◆ Exercise ◆
Wherever the word "streak" appears in the entries, copy the whole line.

Records
▼

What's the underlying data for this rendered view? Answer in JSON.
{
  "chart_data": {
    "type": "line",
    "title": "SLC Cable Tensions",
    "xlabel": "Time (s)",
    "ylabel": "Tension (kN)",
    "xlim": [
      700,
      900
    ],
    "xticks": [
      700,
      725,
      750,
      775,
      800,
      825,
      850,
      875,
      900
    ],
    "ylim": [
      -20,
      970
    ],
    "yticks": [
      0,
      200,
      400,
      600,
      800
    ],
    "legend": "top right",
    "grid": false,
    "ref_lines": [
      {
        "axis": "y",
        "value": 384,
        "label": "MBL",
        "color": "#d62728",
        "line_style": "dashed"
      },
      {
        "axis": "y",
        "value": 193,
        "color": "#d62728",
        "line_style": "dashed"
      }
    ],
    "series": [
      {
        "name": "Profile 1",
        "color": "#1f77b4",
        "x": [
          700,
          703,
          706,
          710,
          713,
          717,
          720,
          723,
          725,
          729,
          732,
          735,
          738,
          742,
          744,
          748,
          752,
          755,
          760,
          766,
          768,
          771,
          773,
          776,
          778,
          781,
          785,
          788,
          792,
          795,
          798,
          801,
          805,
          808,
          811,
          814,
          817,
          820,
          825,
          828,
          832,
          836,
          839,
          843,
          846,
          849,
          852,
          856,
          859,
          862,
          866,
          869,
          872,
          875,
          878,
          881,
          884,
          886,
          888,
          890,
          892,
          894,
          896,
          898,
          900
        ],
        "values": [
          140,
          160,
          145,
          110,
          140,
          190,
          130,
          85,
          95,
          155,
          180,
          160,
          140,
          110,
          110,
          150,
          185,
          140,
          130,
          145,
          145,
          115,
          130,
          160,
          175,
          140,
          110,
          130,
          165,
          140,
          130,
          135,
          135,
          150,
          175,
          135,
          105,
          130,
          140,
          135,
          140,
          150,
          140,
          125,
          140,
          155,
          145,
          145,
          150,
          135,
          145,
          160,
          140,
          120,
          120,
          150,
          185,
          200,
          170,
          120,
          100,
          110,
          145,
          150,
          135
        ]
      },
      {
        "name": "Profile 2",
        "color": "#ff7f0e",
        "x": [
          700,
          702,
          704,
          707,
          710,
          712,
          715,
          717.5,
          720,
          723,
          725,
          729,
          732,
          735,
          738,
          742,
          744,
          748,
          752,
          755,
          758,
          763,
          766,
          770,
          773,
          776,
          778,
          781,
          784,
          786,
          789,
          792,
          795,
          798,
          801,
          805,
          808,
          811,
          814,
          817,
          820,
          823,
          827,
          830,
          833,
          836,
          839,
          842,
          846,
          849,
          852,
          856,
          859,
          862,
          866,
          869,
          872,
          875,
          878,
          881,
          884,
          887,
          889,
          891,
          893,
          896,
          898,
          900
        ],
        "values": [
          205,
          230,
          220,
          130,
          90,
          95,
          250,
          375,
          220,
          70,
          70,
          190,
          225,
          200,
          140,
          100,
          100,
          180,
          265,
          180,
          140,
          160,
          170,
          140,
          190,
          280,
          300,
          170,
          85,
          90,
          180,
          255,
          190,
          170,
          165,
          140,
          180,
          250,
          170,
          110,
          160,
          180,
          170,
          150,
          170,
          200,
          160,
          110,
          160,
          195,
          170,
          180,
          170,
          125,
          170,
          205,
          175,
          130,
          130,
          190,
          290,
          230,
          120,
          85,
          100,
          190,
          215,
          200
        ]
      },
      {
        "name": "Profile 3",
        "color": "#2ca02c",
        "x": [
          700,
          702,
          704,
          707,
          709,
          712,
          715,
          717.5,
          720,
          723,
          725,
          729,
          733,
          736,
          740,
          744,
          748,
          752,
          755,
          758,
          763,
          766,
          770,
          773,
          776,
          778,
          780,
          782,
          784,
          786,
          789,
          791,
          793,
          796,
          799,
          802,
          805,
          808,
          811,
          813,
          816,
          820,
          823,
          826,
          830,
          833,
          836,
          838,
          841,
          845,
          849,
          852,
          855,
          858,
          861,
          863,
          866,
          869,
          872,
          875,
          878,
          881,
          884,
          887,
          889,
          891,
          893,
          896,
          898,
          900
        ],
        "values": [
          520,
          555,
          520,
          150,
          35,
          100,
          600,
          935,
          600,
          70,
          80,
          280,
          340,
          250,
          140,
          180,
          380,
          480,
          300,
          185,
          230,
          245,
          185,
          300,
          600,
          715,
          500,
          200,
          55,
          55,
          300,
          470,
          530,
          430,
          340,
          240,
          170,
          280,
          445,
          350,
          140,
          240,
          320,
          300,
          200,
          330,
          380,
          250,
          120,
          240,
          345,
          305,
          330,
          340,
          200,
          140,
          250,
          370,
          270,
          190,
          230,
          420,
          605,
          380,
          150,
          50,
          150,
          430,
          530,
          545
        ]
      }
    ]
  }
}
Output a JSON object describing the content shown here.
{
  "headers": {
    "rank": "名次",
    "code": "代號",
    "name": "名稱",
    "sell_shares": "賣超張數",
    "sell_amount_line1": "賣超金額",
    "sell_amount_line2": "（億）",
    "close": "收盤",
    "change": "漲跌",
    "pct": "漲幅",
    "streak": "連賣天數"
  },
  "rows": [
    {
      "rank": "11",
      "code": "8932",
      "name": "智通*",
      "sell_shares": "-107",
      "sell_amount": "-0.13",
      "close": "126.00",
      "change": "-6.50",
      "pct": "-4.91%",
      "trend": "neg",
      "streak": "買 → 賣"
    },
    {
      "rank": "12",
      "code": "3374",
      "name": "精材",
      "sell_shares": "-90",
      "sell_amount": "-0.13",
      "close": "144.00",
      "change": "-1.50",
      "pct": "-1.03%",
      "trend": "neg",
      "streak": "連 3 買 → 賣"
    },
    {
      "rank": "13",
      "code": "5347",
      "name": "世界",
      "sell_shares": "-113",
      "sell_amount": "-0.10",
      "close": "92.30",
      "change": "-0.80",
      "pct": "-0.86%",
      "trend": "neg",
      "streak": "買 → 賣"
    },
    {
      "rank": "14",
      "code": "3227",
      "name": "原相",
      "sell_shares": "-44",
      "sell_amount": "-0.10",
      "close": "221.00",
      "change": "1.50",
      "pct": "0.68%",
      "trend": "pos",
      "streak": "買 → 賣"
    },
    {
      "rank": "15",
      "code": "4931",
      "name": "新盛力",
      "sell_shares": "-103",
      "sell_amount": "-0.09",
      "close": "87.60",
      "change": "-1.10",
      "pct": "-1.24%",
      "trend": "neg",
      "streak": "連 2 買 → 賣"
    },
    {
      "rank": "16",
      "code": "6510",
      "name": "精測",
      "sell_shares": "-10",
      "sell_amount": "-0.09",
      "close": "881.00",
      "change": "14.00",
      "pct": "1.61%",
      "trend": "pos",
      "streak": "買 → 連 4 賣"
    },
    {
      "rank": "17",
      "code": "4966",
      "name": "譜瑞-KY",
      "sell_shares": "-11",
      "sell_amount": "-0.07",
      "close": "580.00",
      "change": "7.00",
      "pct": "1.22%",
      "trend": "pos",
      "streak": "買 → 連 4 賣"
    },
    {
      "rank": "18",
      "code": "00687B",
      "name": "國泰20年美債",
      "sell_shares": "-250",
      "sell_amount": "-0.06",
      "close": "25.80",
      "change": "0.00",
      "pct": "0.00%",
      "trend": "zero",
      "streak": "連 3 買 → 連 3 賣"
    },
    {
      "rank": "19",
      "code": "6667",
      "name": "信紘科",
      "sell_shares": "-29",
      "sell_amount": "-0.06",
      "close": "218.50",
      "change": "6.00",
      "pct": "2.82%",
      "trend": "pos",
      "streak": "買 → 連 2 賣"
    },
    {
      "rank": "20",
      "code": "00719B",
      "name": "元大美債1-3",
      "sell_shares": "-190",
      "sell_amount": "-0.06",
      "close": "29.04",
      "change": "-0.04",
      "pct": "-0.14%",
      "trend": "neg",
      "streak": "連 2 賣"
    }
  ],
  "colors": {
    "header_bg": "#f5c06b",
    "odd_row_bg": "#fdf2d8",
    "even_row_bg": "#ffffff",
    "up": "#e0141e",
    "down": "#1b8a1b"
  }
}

▲

◆ Result of the task ◆
    "streak": "連賣天數"
      "streak": "買 → 賣"
      "streak": "連 3 買 → 賣"
      "streak": "買 → 賣"
      "streak": "買 → 賣"
      "streak": "連 2 買 → 賣"
      "streak": "買 → 連 4 賣"
      "streak": "買 → 連 4 賣"
      "streak": "連 3 買 → 連 3 賣"
      "streak": "買 → 連 2 賣"
      "streak": "連 2 賣"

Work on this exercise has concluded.